→ SELECTED PASSAGE:
..............................
Sen. Tom Cotton (R-AR) unloaded on President Barack Obama, Vice President Joe Biden, Secretary of State John Kerry, former Secretary of State and likely 2016 Democratic presidential candidate Hillary Clinton, and the mainstream media over the Iranian nuclear deal—and the letter of 47 Republican senators he led about it—in an exclusive interview on Thursday morning with Breitbart News.
Cotton, a U.S. Army veteran, is the youngest member of the U.S. Senate (age 37) and defeated sitting Democrat Mark Pryor last election. This first big battle has created a firestorm that the bold southern conservative is handily winning against the entire political establishment.
“Any claim whether from the president, his cabinet members or from the media for that matter that this [the letter] is unprecedented is wrong but more importantly what’s really unprecedented is an American president negotiating a nuclear weapons deal with the world’s leading state sponsor of terrorism and not seeking congressional approval for it,” Cotton said when asked about the vitriol spewing from the left about his letter.
..............................
→ PROVIDED MATERIAL:

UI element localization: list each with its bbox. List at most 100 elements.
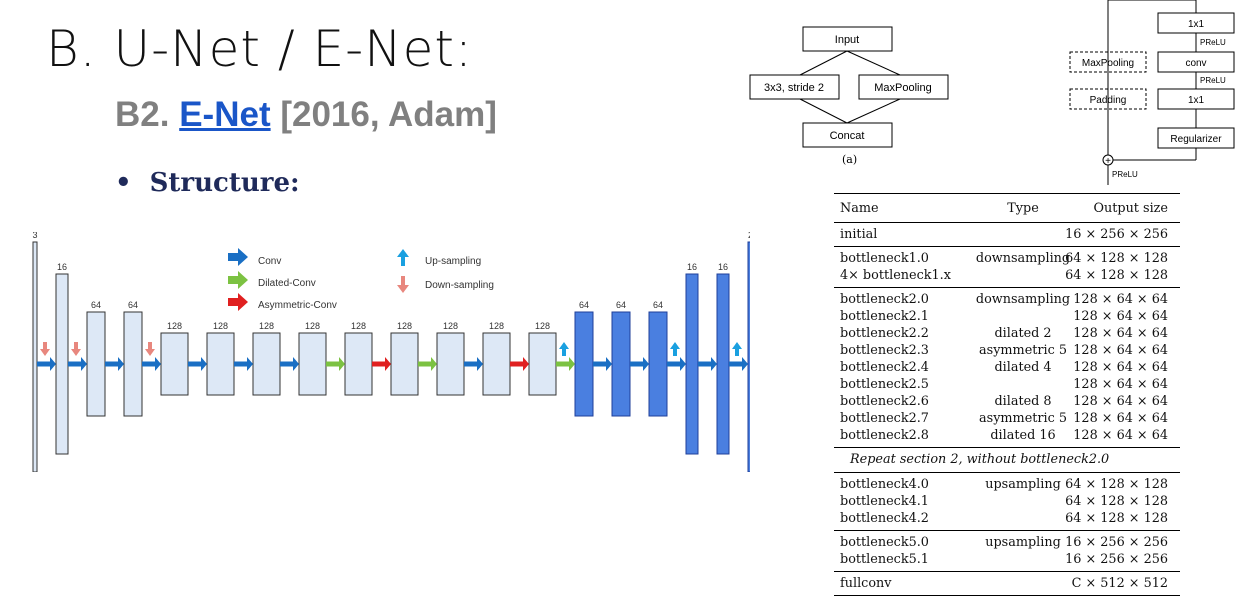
cell-output: 128 × 64 × 64 xyxy=(1073,309,1168,324)
legend-conv-arrow xyxy=(228,248,248,266)
cell-output: 64 × 128 × 128 xyxy=(1065,477,1168,492)
conv-arrow xyxy=(593,357,612,371)
layer-block xyxy=(436,332,465,396)
legend-conv-label: Conv xyxy=(258,256,281,267)
plus-label: + xyxy=(1105,156,1111,167)
cell-type: upsampling xyxy=(985,535,1061,550)
cell-name: fullconv xyxy=(840,576,892,591)
layer-block xyxy=(482,332,511,396)
conv-arrow xyxy=(729,357,748,371)
cell-type: asymmetric 5 xyxy=(979,411,1067,426)
layer-block xyxy=(32,241,38,472)
legend-dilated-arrow xyxy=(228,271,248,289)
layer-label: 128 xyxy=(213,321,228,331)
enet-link[interactable]: E-Net xyxy=(179,95,271,134)
cell-name: bottleneck5.0 xyxy=(840,535,929,550)
enet-block-diagrams: Input 3x3, stride 2 MaxPooling Concat (a… xyxy=(749,0,1235,185)
caption-a: (a) xyxy=(842,153,857,166)
up-sampling-marker xyxy=(670,342,680,356)
layer-label: 64 xyxy=(616,300,626,310)
cell-output: 64 × 128 × 128 xyxy=(1065,268,1168,283)
b1-label: 1x1 xyxy=(1188,19,1205,30)
conv-arrow xyxy=(464,357,483,371)
bullet-dot: • xyxy=(115,168,132,198)
conv-arrow xyxy=(68,357,87,371)
cell-output: 128 × 64 × 64 xyxy=(1073,326,1168,341)
slide-subtitle: B2. E-Net [2016, Adam] xyxy=(115,95,497,135)
layer-label: 64 xyxy=(579,300,589,310)
table-row: fullconv C × 512 × 512 xyxy=(834,575,1180,592)
table-body: initial 16 × 256 × 256 bottleneck1.0 downsa… xyxy=(834,223,1180,596)
layer-label: 128 xyxy=(443,321,458,331)
legend-down-label: Down-sampling xyxy=(425,280,494,291)
legend-dilated-label: Dilated-Conv xyxy=(258,278,316,289)
layer-block xyxy=(252,332,281,396)
layer-label: 128 xyxy=(535,321,550,331)
dilated-arrow xyxy=(326,357,345,371)
layer-label: 64 xyxy=(91,300,101,310)
cell-name: bottleneck4.1 xyxy=(840,494,929,509)
prelu1-label: PReLU xyxy=(1200,38,1226,47)
arch-layers: 3 16 64 64 128 128 128 128 128 128 128 128 128 64 64 64… xyxy=(32,232,750,472)
layer-block xyxy=(648,311,668,417)
layer-block xyxy=(574,311,594,417)
cell-name: bottleneck2.1 xyxy=(840,309,929,324)
cell-type: downsampling xyxy=(975,292,1071,307)
layer-block xyxy=(716,273,730,455)
legend-asym-label: Asymmetric-Conv xyxy=(258,300,337,311)
cell-type: dilated 8 xyxy=(994,394,1052,409)
table-section: Repeat section 2, without bottleneck2.0 xyxy=(834,448,1180,473)
table-row: bottleneck4.2 64 × 128 × 128 xyxy=(834,510,1180,527)
cell-type: downsampling xyxy=(975,251,1071,266)
edge-input-maxpool xyxy=(846,50,901,76)
prelu3-label: PReLU xyxy=(1112,170,1138,179)
cell-name: bottleneck2.7 xyxy=(840,411,929,426)
cell-name: bottleneck4.0 xyxy=(840,477,929,492)
layer-label: 128 xyxy=(397,321,412,331)
layer-block xyxy=(86,311,106,417)
table-row: initial 16 × 256 × 256 xyxy=(834,226,1180,243)
layer-block xyxy=(528,332,557,396)
table-row: bottleneck2.4 dilated 4 128 × 64 × 64 xyxy=(834,359,1180,376)
table-row: 4× bottleneck1.x 64 × 128 × 128 xyxy=(834,267,1180,284)
layer-label: 128 xyxy=(351,321,366,331)
cell-name: bottleneck4.2 xyxy=(840,511,929,526)
bullet-text: Structure: xyxy=(149,168,300,198)
header-name: Name xyxy=(840,201,879,216)
table-row: bottleneck5.0 upsampling 16 × 256 × 256 xyxy=(834,534,1180,551)
padding-label: Padding xyxy=(1090,95,1127,106)
layer-label: 128 xyxy=(305,321,320,331)
conv-arrow xyxy=(630,357,649,371)
b2-label: conv xyxy=(1185,58,1206,69)
layer-label: 128 xyxy=(167,321,182,331)
table-section: bottleneck1.0 downsampling 64 × 128 × 128 4… xyxy=(834,247,1180,288)
down-sampling-marker xyxy=(40,342,50,356)
table-section: bottleneck4.0 upsampling 64 × 128 × 128 bot… xyxy=(834,473,1180,531)
conv3-box xyxy=(749,74,840,100)
cell-output: 128 × 64 × 64 xyxy=(1073,428,1168,443)
layer-label: 16 xyxy=(687,262,697,272)
legend-down-arrow xyxy=(397,276,409,293)
cell-output: 128 × 64 × 64 xyxy=(1073,411,1168,426)
dilated-arrow xyxy=(418,357,437,371)
cell-output: 128 × 64 × 64 xyxy=(1073,292,1168,307)
cell-type: upsampling xyxy=(985,477,1061,492)
table-row: bottleneck4.1 64 × 128 × 128 xyxy=(834,493,1180,510)
cell-type: dilated 4 xyxy=(994,360,1052,375)
layer-label: 64 xyxy=(653,300,663,310)
subtitle-prefix: B2. xyxy=(115,95,180,134)
cell-type: dilated 16 xyxy=(990,428,1056,443)
layer-block xyxy=(685,273,699,455)
layer-label: 3 xyxy=(32,232,37,240)
cell-name: bottleneck2.8 xyxy=(840,428,929,443)
table-row: bottleneck1.0 downsampling 64 × 128 × 128 xyxy=(834,250,1180,267)
table-row: bottleneck5.1 16 × 256 × 256 xyxy=(834,551,1180,568)
table-row: bottleneck2.7 asymmetric 5 128 × 64 × 64 xyxy=(834,410,1180,427)
layer-block xyxy=(611,311,631,417)
conv-arrow xyxy=(37,357,56,371)
cell-output: 128 × 64 × 64 xyxy=(1073,377,1168,392)
table-row: bottleneck2.3 asymmetric 5 128 × 64 × 64 xyxy=(834,342,1180,359)
cell-name: bottleneck1.0 xyxy=(840,251,929,266)
layer-label: 128 xyxy=(259,321,274,331)
cell-name: bottleneck2.6 xyxy=(840,394,929,409)
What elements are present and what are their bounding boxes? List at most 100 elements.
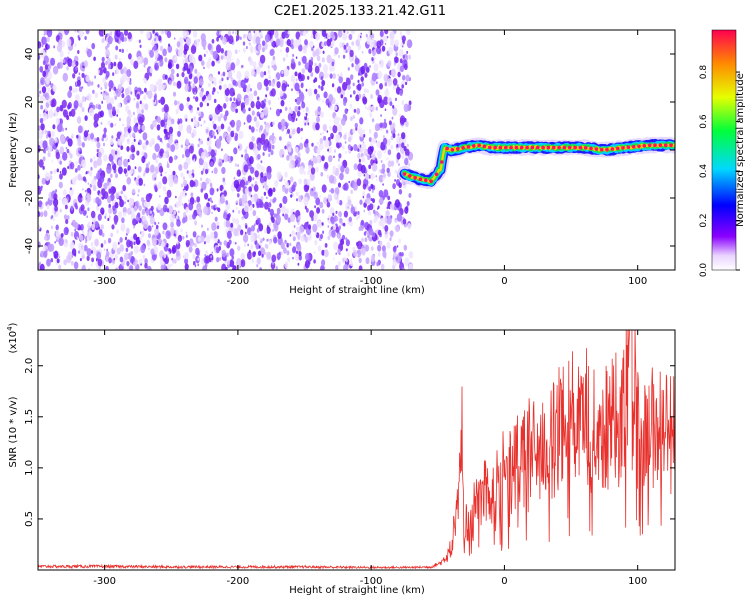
..............................
→ WORK INSTRUCTIONS:
[A] Name every person mentioned by name in the Tom Cotton article.
[B] Retype the Tom Cotton article word for word from "Sen. Tom Cotton" to "entire political establishment.".
The listing plays no part in this work.

→ ANSWER SET:
[A] Tom Cotton, Barack Obama, Joe Biden, John Kerry, Hillary Clinton, Mark Pryor

[B]
Sen. Tom Cotton (R-AR) unloaded on President Barack Obama, Vice President Joe Biden, Secretary of State John Kerry, former Secretary of State and likely 2016 Democratic presidential candidate Hillary Clinton, and the mainstream media over the Iranian nuclear deal—and the letter of 47 Republican senators he led about it—in an exclusive interview on Thursday morning with Breitbart News.
Cotton, a U.S. Army veteran, is the youngest member of the U.S. Senate (age 37) and defeated sitting Democrat Mark Pryor last election. This first big battle has created a firestorm that the bold southern conservative is handily winning against the entire political establishment.